Exercise instructions: Can you copy every one of the rows below word for word, leaving the pictures out?

(Element position data)
┏━━
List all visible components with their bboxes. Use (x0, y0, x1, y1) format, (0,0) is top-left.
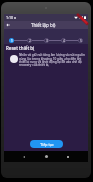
staticText: Thiết lập bộ (31, 22, 56, 28)
button[interactable]: Recent apps (62, 151, 74, 162)
staticText: 1 (11, 39, 13, 43)
button[interactable]: 2 (27, 38, 32, 43)
button[interactable]: 4 (61, 38, 66, 43)
button[interactable]: Tiếp tục (30, 140, 63, 148)
staticText: Tiếp tục (40, 142, 54, 147)
staticText: 4 (63, 39, 65, 43)
button[interactable]: 1 (9, 38, 14, 43)
button[interactable]: 3 (44, 38, 49, 43)
staticText: Reset thiết bị (6, 45, 35, 51)
staticText: 3 (46, 39, 48, 43)
staticText: 5 (80, 39, 82, 43)
staticText: 2 (29, 39, 31, 43)
button[interactable]: 5 (78, 38, 83, 43)
button[interactable]: Back (4, 21, 12, 29)
staticText: 1:10 (6, 15, 14, 20)
button[interactable] (10, 55, 18, 63)
button[interactable]: Home (40, 151, 52, 162)
staticText: Nhấn và giữ nút tăng âm lượng và nút ngu… (19, 53, 86, 67)
button[interactable]: Back (18, 151, 30, 162)
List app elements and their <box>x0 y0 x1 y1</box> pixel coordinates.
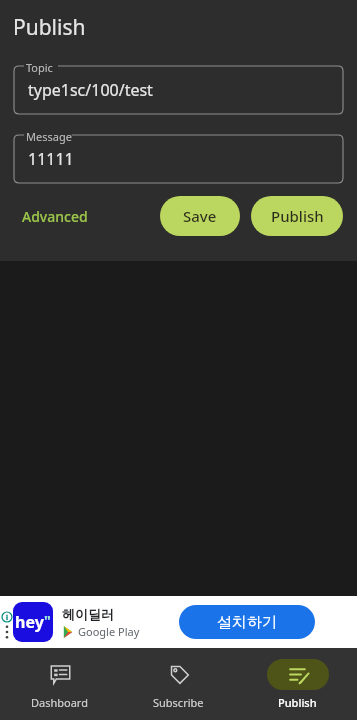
staticText: hey <box>15 611 44 633</box>
button[interactable]: 설치하기 <box>179 605 315 639</box>
button[interactable]: Advanced <box>14 201 96 232</box>
staticText: 헤이딜러 <box>62 606 114 622</box>
staticText: Save <box>183 206 217 226</box>
staticText: Subscribe <box>153 695 204 710</box>
button[interactable]: Subscribe <box>119 648 238 720</box>
staticText: 11111 <box>28 148 74 170</box>
staticText: Message <box>26 129 72 144</box>
staticText: Publish <box>13 13 86 42</box>
staticText: Publish <box>278 695 317 710</box>
staticText: Publish <box>271 206 324 226</box>
staticText: Advanced <box>22 207 88 226</box>
button[interactable]: Publish <box>238 648 357 720</box>
button[interactable]: Publish <box>251 196 343 236</box>
staticText: " <box>44 611 51 630</box>
staticText: 설치하기 <box>217 613 277 632</box>
staticText: Dashboard <box>31 695 88 710</box>
button[interactable]: Save <box>160 196 240 236</box>
staticText: Topic <box>26 60 53 75</box>
button[interactable]: Topic <box>14 58 343 114</box>
button[interactable]: Dashboard <box>0 648 119 720</box>
staticText: Google Play <box>78 624 140 639</box>
button[interactable]: Message <box>14 127 343 183</box>
staticText: type1sc/100/test <box>28 79 153 101</box>
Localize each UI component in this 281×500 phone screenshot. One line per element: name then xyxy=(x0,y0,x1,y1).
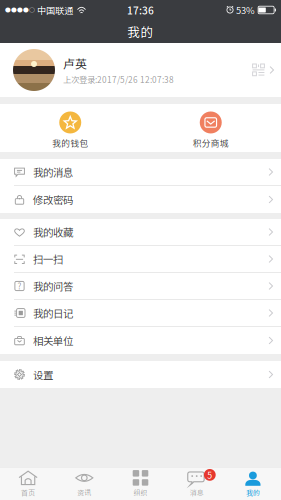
button[interactable]: 我的 xyxy=(225,467,281,500)
staticText: 相关单位 xyxy=(33,333,73,348)
button[interactable]: 扫一扫 xyxy=(0,246,281,273)
staticText: 我的 xyxy=(246,488,260,498)
button[interactable]: 首页 xyxy=(0,467,56,500)
staticText: 5 xyxy=(207,468,212,481)
staticText: 组织 xyxy=(134,488,148,498)
button[interactable]: 设置 xyxy=(0,361,281,388)
button[interactable]: 我的日记 xyxy=(0,300,281,327)
staticText: ●●●● xyxy=(5,6,29,14)
staticText: 我的消息 xyxy=(33,164,73,180)
staticText: 扫一扫 xyxy=(33,252,63,267)
button[interactable]: 5 xyxy=(169,467,225,500)
staticText: 中国联通 xyxy=(35,3,73,17)
staticText: ○ xyxy=(29,6,35,14)
staticText: 首页 xyxy=(21,488,35,498)
button[interactable]: 卢英 xyxy=(0,43,281,97)
staticText: 消息 xyxy=(190,488,204,498)
staticText: 卢英 xyxy=(63,55,87,72)
staticText: 17:36 xyxy=(127,3,154,17)
staticText: 我的钱包 xyxy=(52,136,88,149)
button[interactable]: 我的消息 xyxy=(0,159,281,186)
button[interactable]: 我的钱包 xyxy=(0,104,140,152)
button[interactable]: ? xyxy=(0,273,281,300)
button[interactable]: 资讯 xyxy=(56,467,112,500)
staticText: 我的日记 xyxy=(33,306,73,321)
button[interactable]: 组织 xyxy=(112,467,169,500)
staticText: 53% xyxy=(236,3,255,17)
staticText: 我的收藏 xyxy=(33,224,73,240)
staticText: 上次登录:2017/5/26 12:07:38 xyxy=(63,74,174,86)
button[interactable]: 相关单位 xyxy=(0,327,281,354)
staticText: 我的问答 xyxy=(33,278,73,294)
staticText: 设置 xyxy=(33,367,53,382)
staticText: 我的 xyxy=(128,22,154,40)
button[interactable]: 积分商城 xyxy=(140,104,281,152)
button[interactable]: 我的收藏 xyxy=(0,219,281,246)
staticText: 积分商城 xyxy=(193,136,229,149)
staticText: ? xyxy=(18,280,22,292)
button[interactable]: 修改密码 xyxy=(0,186,281,213)
staticText: 资讯 xyxy=(77,488,91,498)
staticText: 修改密码 xyxy=(33,192,73,207)
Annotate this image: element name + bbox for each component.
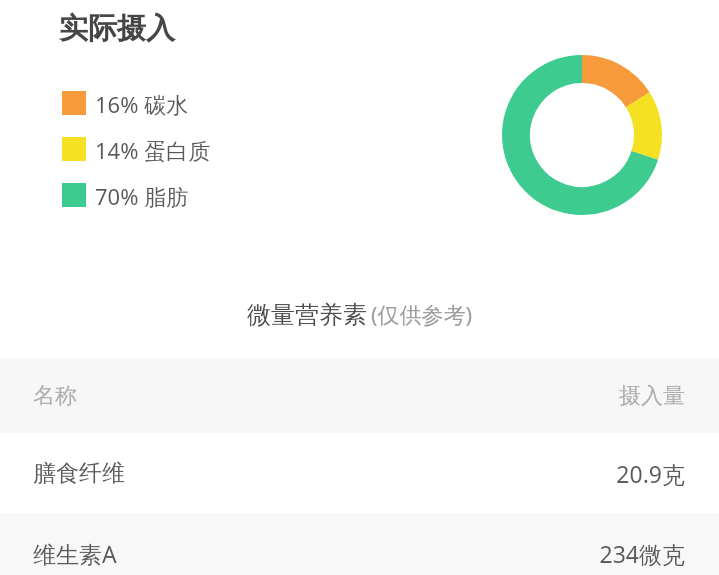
staticText: 名称: [33, 382, 77, 410]
staticText: 维生素A: [33, 538, 117, 569]
staticText: 20.9克: [616, 458, 685, 489]
staticText: 16% 碳水: [95, 89, 189, 117]
staticText: 70% 脂肪: [95, 181, 189, 209]
staticText: 摄入量: [619, 382, 685, 410]
button[interactable]: 营养素占比圆环图: [502, 55, 662, 215]
staticText: 膳食纤维: [33, 459, 125, 488]
button[interactable]: 膳食纤维: [0, 433, 719, 513]
button[interactable]: 16% 碳水: [62, 89, 189, 117]
button[interactable]: 70% 脂肪: [62, 181, 189, 209]
button[interactable]: 名称: [0, 358, 719, 433]
button[interactable]: 14% 蛋白质: [62, 135, 211, 163]
staticText: 实际摄入: [59, 10, 175, 47]
button[interactable]: 维生素A: [0, 513, 719, 575]
staticText: 14% 蛋白质: [95, 135, 211, 163]
staticText: (仅供参考): [371, 299, 473, 329]
staticText: 微量营养素: [247, 300, 367, 330]
staticText: 234微克: [599, 538, 685, 569]
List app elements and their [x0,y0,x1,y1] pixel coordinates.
┗━━
Completed task:
List all visible components with their bboxes. Use (x0, y0, x1, y1) format, (0,0) is top-left.
staticText: Thiết lập bộ (31, 22, 56, 28)
button[interactable]: Recent apps (62, 151, 74, 162)
staticText: 1 (11, 39, 13, 43)
button[interactable]: 2 (27, 38, 32, 43)
button[interactable]: 4 (61, 38, 66, 43)
button[interactable]: Tiếp tục (30, 140, 63, 148)
staticText: Tiếp tục (40, 142, 54, 147)
staticText: 4 (63, 39, 65, 43)
button[interactable]: 1 (9, 38, 14, 43)
button[interactable]: 3 (44, 38, 49, 43)
staticText: Reset thiết bị (6, 45, 35, 51)
staticText: 3 (46, 39, 48, 43)
staticText: 5 (80, 39, 82, 43)
staticText: 2 (29, 39, 31, 43)
button[interactable]: 5 (78, 38, 83, 43)
button[interactable]: Back (4, 21, 12, 29)
staticText: 1:10 (6, 15, 14, 20)
button[interactable] (10, 55, 18, 63)
button[interactable]: Home (40, 151, 52, 162)
staticText: Nhấn và giữ nút tăng âm lượng và nút ngu… (19, 53, 86, 67)
button[interactable]: Back (18, 151, 30, 162)
List app elements and their <box>x0 y0 x1 y1</box> pixel coordinates.
staticText: hey <box>15 611 44 633</box>
button[interactable]: 설치하기 <box>179 605 315 639</box>
button[interactable]: Advanced <box>14 201 96 232</box>
staticText: 헤이딜러 <box>62 606 114 622</box>
staticText: Save <box>183 206 217 226</box>
staticText: Subscribe <box>153 695 204 710</box>
button[interactable]: Subscribe <box>119 648 238 720</box>
staticText: 11111 <box>28 148 74 170</box>
staticText: Message <box>26 129 72 144</box>
staticText: Publish <box>13 13 86 42</box>
staticText: Publish <box>278 695 317 710</box>
staticText: Publish <box>271 206 324 226</box>
staticText: Advanced <box>22 207 88 226</box>
button[interactable]: Publish <box>238 648 357 720</box>
button[interactable]: Publish <box>251 196 343 236</box>
staticText: " <box>44 611 51 630</box>
staticText: 설치하기 <box>217 613 277 632</box>
staticText: Dashboard <box>31 695 88 710</box>
button[interactable]: Save <box>160 196 240 236</box>
staticText: Topic <box>26 60 53 75</box>
button[interactable]: Topic <box>14 58 343 114</box>
button[interactable]: Dashboard <box>0 648 119 720</box>
staticText: Google Play <box>78 624 140 639</box>
button[interactable]: Message <box>14 127 343 183</box>
staticText: type1sc/100/test <box>28 79 153 101</box>
Localize each UI component in this 281×500 phone screenshot. One line per element: name then xyxy=(x0,y0,x1,y1).
button[interactable]: 我的 xyxy=(225,467,281,500)
staticText: 相关单位 xyxy=(33,333,73,348)
button[interactable]: 扫一扫 xyxy=(0,246,281,273)
staticText: 我的 xyxy=(246,488,260,498)
button[interactable]: 首页 xyxy=(0,467,56,500)
staticText: 5 xyxy=(207,468,212,481)
staticText: 组织 xyxy=(134,488,148,498)
button[interactable]: 设置 xyxy=(0,361,281,388)
button[interactable]: 我的日记 xyxy=(0,300,281,327)
staticText: ●●●● xyxy=(5,6,29,14)
staticText: 我的消息 xyxy=(33,164,73,180)
staticText: 扫一扫 xyxy=(33,252,63,267)
button[interactable]: 5 xyxy=(169,467,225,500)
staticText: 中国联通 xyxy=(35,3,73,17)
staticText: ○ xyxy=(29,6,35,14)
staticText: 首页 xyxy=(21,488,35,498)
button[interactable]: 卢英 xyxy=(0,43,281,97)
staticText: 消息 xyxy=(190,488,204,498)
staticText: 卢英 xyxy=(63,55,87,72)
staticText: 17:36 xyxy=(127,3,154,17)
staticText: 我的钱包 xyxy=(52,136,88,149)
button[interactable]: 我的消息 xyxy=(0,159,281,186)
button[interactable]: 我的钱包 xyxy=(0,104,140,152)
button[interactable]: ? xyxy=(0,273,281,300)
button[interactable]: 资讯 xyxy=(56,467,112,500)
staticText: 我的日记 xyxy=(33,306,73,321)
button[interactable]: 组织 xyxy=(112,467,169,500)
staticText: 53% xyxy=(236,3,255,17)
staticText: 我的收藏 xyxy=(33,224,73,240)
staticText: 上次登录:2017/5/26 12:07:38 xyxy=(63,74,174,86)
button[interactable]: 相关单位 xyxy=(0,327,281,354)
staticText: 我的问答 xyxy=(33,278,73,294)
staticText: 设置 xyxy=(33,367,53,382)
staticText: 我的 xyxy=(128,22,154,40)
button[interactable]: 积分商城 xyxy=(140,104,281,152)
button[interactable]: 我的收藏 xyxy=(0,219,281,246)
staticText: 积分商城 xyxy=(193,136,229,149)
staticText: ? xyxy=(18,280,22,292)
button[interactable]: 修改密码 xyxy=(0,186,281,213)
staticText: 资讯 xyxy=(77,488,91,498)
staticText: 修改密码 xyxy=(33,192,73,207)
Annotate this image: element name + bbox for each component.
staticText: 名称: [33, 382, 77, 410]
staticText: 维生素A: [33, 538, 117, 569]
staticText: 20.9克: [616, 458, 685, 489]
staticText: 16% 碳水: [95, 89, 189, 117]
staticText: 70% 脂肪: [95, 181, 189, 209]
staticText: 摄入量: [619, 382, 685, 410]
button[interactable]: 营养素占比圆环图: [502, 55, 662, 215]
staticText: 膳食纤维: [33, 459, 125, 488]
button[interactable]: 膳食纤维: [0, 433, 719, 513]
button[interactable]: 16% 碳水: [62, 89, 189, 117]
button[interactable]: 70% 脂肪: [62, 181, 189, 209]
button[interactable]: 名称: [0, 358, 719, 433]
button[interactable]: 14% 蛋白质: [62, 135, 211, 163]
staticText: 实际摄入: [59, 10, 175, 47]
button[interactable]: 维生素A: [0, 513, 719, 575]
staticText: 14% 蛋白质: [95, 135, 211, 163]
staticText: (仅供参考): [371, 299, 473, 329]
staticText: 微量营养素: [247, 300, 367, 330]
staticText: 234微克: [599, 538, 685, 569]
List app elements and their [x0,y0,x1,y1] pixel coordinates.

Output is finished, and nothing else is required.